PROVIDED DATA:
---

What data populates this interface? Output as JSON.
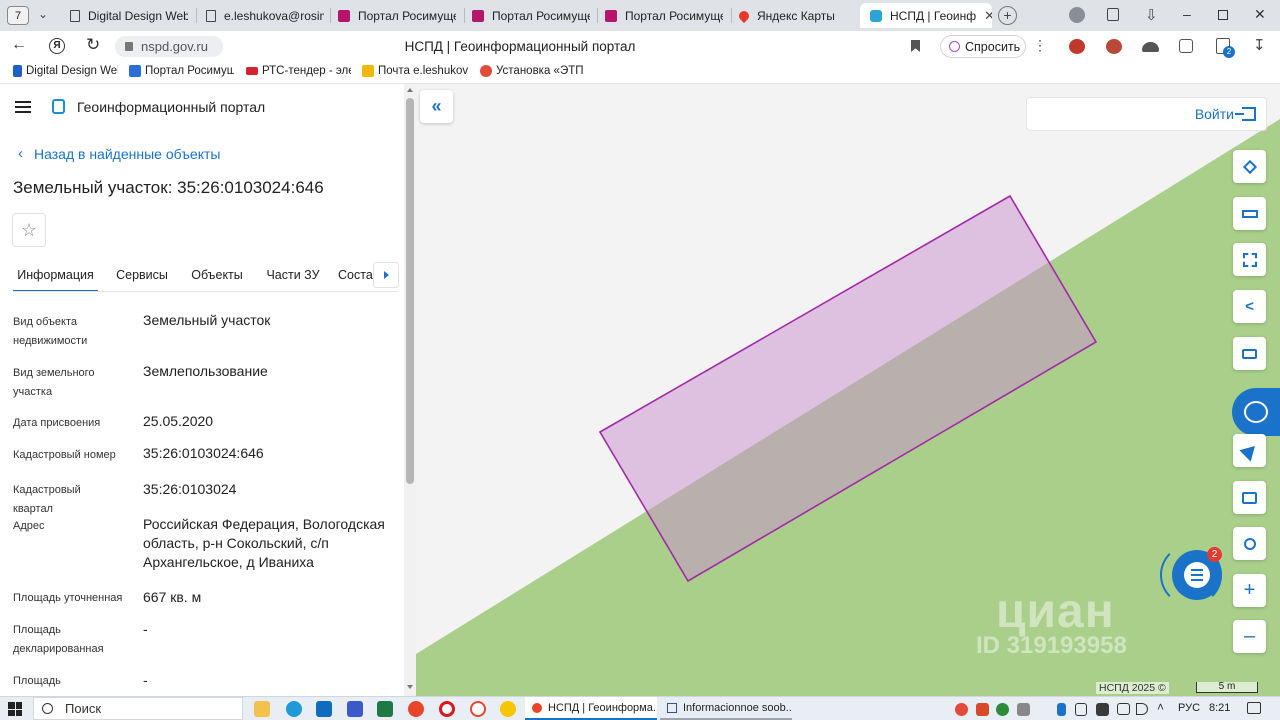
{
  "browser": {
    "tab_count": "7",
    "tabs": [
      {
        "label": "Digital Design Web",
        "color": "#2b6fd6"
      },
      {
        "label": "e.leshukova@rosim",
        "color": "#6b6b6b"
      },
      {
        "label": "Портал Росимуще",
        "color": "#b3166b"
      },
      {
        "label": "Портал Росимуще",
        "color": "#b3166b"
      },
      {
        "label": "Портал Росимуще",
        "color": "#b3166b"
      },
      {
        "label": "Яндекс Карты",
        "color": "#e8382c"
      },
      {
        "label": "НСПД | Геоинф",
        "color": "#29a3d8"
      }
    ],
    "url": "nspd.gov.ru",
    "page_title": "НСПД | Геоинформационный портал",
    "ask_label": "Спросить",
    "downloads_badge": "2",
    "bookmarks": [
      {
        "label": "Digital Design Web",
        "color": "#1f5fc7"
      },
      {
        "label": "Портал Росимущ",
        "color": "#2b6fd6"
      },
      {
        "label": "РТС-тендер - элек",
        "color": "#d3232f"
      },
      {
        "label": "Почта e.leshukova",
        "color": "#f2b705"
      },
      {
        "label": "Установка «ЭТП и",
        "color": "#e24a3b"
      }
    ]
  },
  "panel": {
    "app_title": "Геоинформационный портал",
    "back_link": "Назад в найденные объекты",
    "object_title": "Земельный участок: 35:26:0103024:646",
    "tabs": [
      "Информация",
      "Сервисы",
      "Объекты",
      "Части ЗУ",
      "Соста"
    ],
    "properties": [
      {
        "label": "Вид объекта недвижимости",
        "value": "Земельный участок"
      },
      {
        "label": "Вид земельного участка",
        "value": "Землепользование"
      },
      {
        "label": "Дата присвоения",
        "value": "25.05.2020"
      },
      {
        "label": "Кадастровый номер",
        "value": "35:26:0103024:646"
      },
      {
        "label": "Кадастровый квартал",
        "value": "35:26:0103024"
      },
      {
        "label": "Адрес",
        "value": "Российская Федерация, Вологодская область, р-н Сокольский, с/п Архангельское, д Иваниха"
      },
      {
        "label": "Площадь уточненная",
        "value": "667 кв. м"
      },
      {
        "label": "Площадь декларированная",
        "value": "-"
      },
      {
        "label": "Площадь",
        "value": "-"
      }
    ]
  },
  "map": {
    "login_label": "Войти",
    "chat_badge": "2",
    "watermark_brand": "циан",
    "watermark_id": "ID 319193958",
    "copyright": "НСПД 2025 ©",
    "scale_label": "5 m",
    "colors": {
      "accent": "#1a73c9",
      "parcel_fill": "#e4c4e6",
      "parcel_stroke": "#a22aa8",
      "field": "#a9cf8a"
    }
  },
  "taskbar": {
    "search_label": "Поиск",
    "apps": [
      {
        "label": "НСПД | Геоинформа..."
      },
      {
        "label": "Informacionnoe soob..."
      }
    ],
    "lang": "РУС",
    "time": "8:21"
  }
}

---

REQUIRED WORK:
Copy every record above exactly as written, but leave out the pictures.

CORRECT OUTPUT:
What data populates this interface? Output as JSON.
{
  "browser": {
    "tab_count": "7",
    "tabs": [
      {
        "label": "Digital Design Web",
        "color": "#2b6fd6"
      },
      {
        "label": "e.leshukova@rosim",
        "color": "#6b6b6b"
      },
      {
        "label": "Портал Росимуще",
        "color": "#b3166b"
      },
      {
        "label": "Портал Росимуще",
        "color": "#b3166b"
      },
      {
        "label": "Портал Росимуще",
        "color": "#b3166b"
      },
      {
        "label": "Яндекс Карты",
        "color": "#e8382c"
      },
      {
        "label": "НСПД | Геоинф",
        "color": "#29a3d8"
      }
    ],
    "url": "nspd.gov.ru",
    "page_title": "НСПД | Геоинформационный портал",
    "ask_label": "Спросить",
    "downloads_badge": "2",
    "bookmarks": [
      {
        "label": "Digital Design Web",
        "color": "#1f5fc7"
      },
      {
        "label": "Портал Росимущ",
        "color": "#2b6fd6"
      },
      {
        "label": "РТС-тендер - элек",
        "color": "#d3232f"
      },
      {
        "label": "Почта e.leshukova",
        "color": "#f2b705"
      },
      {
        "label": "Установка «ЭТП и",
        "color": "#e24a3b"
      }
    ]
  },
  "panel": {
    "app_title": "Геоинформационный портал",
    "back_link": "Назад в найденные объекты",
    "object_title": "Земельный участок: 35:26:0103024:646",
    "tabs": [
      "Информация",
      "Сервисы",
      "Объекты",
      "Части ЗУ",
      "Соста"
    ],
    "properties": [
      {
        "label": "Вид объекта недвижимости",
        "value": "Земельный участок"
      },
      {
        "label": "Вид земельного участка",
        "value": "Землепользование"
      },
      {
        "label": "Дата присвоения",
        "value": "25.05.2020"
      },
      {
        "label": "Кадастровый номер",
        "value": "35:26:0103024:646"
      },
      {
        "label": "Кадастровый квартал",
        "value": "35:26:0103024"
      },
      {
        "label": "Адрес",
        "value": "Российская Федерация, Вологодская область, р-н Сокольский, с/п Архангельское, д Иваниха"
      },
      {
        "label": "Площадь уточненная",
        "value": "667 кв. м"
      },
      {
        "label": "Площадь декларированная",
        "value": "-"
      },
      {
        "label": "Площадь",
        "value": "-"
      }
    ]
  },
  "map": {
    "login_label": "Войти",
    "chat_badge": "2",
    "watermark_brand": "циан",
    "watermark_id": "ID 319193958",
    "copyright": "НСПД 2025 ©",
    "scale_label": "5 m",
    "colors": {
      "accent": "#1a73c9",
      "parcel_fill": "#e4c4e6",
      "parcel_stroke": "#a22aa8",
      "field": "#a9cf8a"
    }
  },
  "taskbar": {
    "search_label": "Поиск",
    "apps": [
      {
        "label": "НСПД | Геоинформа..."
      },
      {
        "label": "Informacionnoe soob..."
      }
    ],
    "lang": "РУС",
    "time": "8:21"
  }
}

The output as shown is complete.